### Excerpted passage
- Opening Delimiter -

The Paul Daniels Magic Show, on a Saturday afternoon in the early 1980s, was a straightforward enough proposition. A wand, a waistcoat and a wig; pick a card, any card….Here was Western conjuring as entertainment, in the music hall and variety tradition. Not much to connect it to gods and spirits; little in the way of holy terror in the sequins of the lovely Debbie McGee.
But, as John Zubrzycki’s new book shows, with Indian magic it has always been considerably more complicated than that. India was mythologised as a land of supernatural marvels for as long as written history goes back. It was there that Herodotus located his giant gold-digging ants. Ctesas of Cnidus, in 400 BCE, described giants, manticores, fountains of gold and two-cubit pygmies with genitals that ‘descend even to their ankles’. The earliest first-hand account, the Indica of Megasthenes, was no less fanciful — mentioning men without mouths who can survive on the smell of food alone, and mystics who live for 1,000 years — but it also described ascetics, mendicant soothsayers and travelling medicine men of a sort who still exist, just about, to the present day.

- Closing Delimiter -

Records drawn from a data source:
- Opening Delimiter -

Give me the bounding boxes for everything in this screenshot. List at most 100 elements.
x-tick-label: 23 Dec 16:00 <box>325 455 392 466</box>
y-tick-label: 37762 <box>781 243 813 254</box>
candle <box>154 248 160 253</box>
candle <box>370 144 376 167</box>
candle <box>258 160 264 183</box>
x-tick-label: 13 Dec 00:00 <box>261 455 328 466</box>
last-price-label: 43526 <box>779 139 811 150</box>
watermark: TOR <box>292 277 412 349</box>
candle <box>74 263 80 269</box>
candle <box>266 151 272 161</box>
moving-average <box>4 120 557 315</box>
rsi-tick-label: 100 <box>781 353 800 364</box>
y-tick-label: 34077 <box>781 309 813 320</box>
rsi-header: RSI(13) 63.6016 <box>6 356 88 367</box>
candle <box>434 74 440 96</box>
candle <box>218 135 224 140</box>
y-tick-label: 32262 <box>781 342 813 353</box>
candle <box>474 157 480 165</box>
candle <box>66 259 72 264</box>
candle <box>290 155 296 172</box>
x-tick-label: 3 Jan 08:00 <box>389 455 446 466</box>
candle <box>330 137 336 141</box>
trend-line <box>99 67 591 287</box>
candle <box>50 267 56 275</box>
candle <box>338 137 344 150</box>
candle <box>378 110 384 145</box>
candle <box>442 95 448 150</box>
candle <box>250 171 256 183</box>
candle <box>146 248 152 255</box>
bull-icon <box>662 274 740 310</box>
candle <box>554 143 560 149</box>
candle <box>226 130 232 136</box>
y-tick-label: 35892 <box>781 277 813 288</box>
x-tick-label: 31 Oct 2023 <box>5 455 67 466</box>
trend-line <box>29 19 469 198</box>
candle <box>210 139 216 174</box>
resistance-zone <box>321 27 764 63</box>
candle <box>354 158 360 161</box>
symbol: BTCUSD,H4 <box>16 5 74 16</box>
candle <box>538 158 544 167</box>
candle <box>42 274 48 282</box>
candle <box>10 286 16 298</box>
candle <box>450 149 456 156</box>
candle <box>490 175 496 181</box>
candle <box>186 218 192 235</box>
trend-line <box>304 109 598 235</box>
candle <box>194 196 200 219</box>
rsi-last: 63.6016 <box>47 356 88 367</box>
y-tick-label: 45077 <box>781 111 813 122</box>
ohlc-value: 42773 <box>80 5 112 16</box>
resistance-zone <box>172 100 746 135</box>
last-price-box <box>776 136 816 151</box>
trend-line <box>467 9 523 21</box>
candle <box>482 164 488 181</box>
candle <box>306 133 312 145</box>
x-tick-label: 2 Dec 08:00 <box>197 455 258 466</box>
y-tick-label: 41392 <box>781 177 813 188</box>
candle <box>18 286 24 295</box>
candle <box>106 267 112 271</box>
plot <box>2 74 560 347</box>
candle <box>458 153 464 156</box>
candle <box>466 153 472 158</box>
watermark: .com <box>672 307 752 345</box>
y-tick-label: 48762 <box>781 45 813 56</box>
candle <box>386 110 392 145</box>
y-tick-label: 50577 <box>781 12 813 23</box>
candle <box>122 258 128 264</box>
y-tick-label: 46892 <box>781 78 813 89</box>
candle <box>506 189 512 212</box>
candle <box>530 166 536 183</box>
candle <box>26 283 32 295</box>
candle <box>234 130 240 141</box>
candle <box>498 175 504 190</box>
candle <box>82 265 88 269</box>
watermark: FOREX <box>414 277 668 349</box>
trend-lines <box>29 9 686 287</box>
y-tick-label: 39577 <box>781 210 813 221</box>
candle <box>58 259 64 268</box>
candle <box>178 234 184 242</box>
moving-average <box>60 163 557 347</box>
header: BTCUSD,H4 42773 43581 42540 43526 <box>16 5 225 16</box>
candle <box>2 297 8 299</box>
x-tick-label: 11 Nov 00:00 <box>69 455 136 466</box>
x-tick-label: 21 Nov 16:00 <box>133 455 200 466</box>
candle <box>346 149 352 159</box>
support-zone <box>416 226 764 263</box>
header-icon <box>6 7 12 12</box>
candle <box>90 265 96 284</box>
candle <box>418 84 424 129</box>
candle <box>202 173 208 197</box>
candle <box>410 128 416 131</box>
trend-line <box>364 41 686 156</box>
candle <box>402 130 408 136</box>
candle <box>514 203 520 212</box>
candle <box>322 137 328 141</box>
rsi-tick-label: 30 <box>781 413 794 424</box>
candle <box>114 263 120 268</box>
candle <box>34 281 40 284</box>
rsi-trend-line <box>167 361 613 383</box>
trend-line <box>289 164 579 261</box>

- Closing Delimiter -

### Instructions
1. In the passage on Indian magic, what is named as the earliest first-hand account of India?
2. Write the next part of the passage on Indian magic, picking up after its final sentence.

### Results in order
1. The Indica of Megasthenes.

2.
There’s no clear line in Indian history between the conjuring trick as entertainment and magic as religious ritual; between the austerities of the sadhu or the yogi and the feats of the street performer; between the equivalent of a court masque and a political or devotional ceremony. Here is an astonishingly tangled and promiscuously syncretic history, going back thousands of years and twisting through Hindu, Buddhist and Islamic traditions long before its encounter with the West.
For those who think of Buddhism as a rationalist religion with no hocus-pocus, we are reminded that (in Suzanne Mrozic’s words) Buddha ‘could barely take a step without the earth quaking, gods raining down flowers from the heavens and divine music sounding in the air’.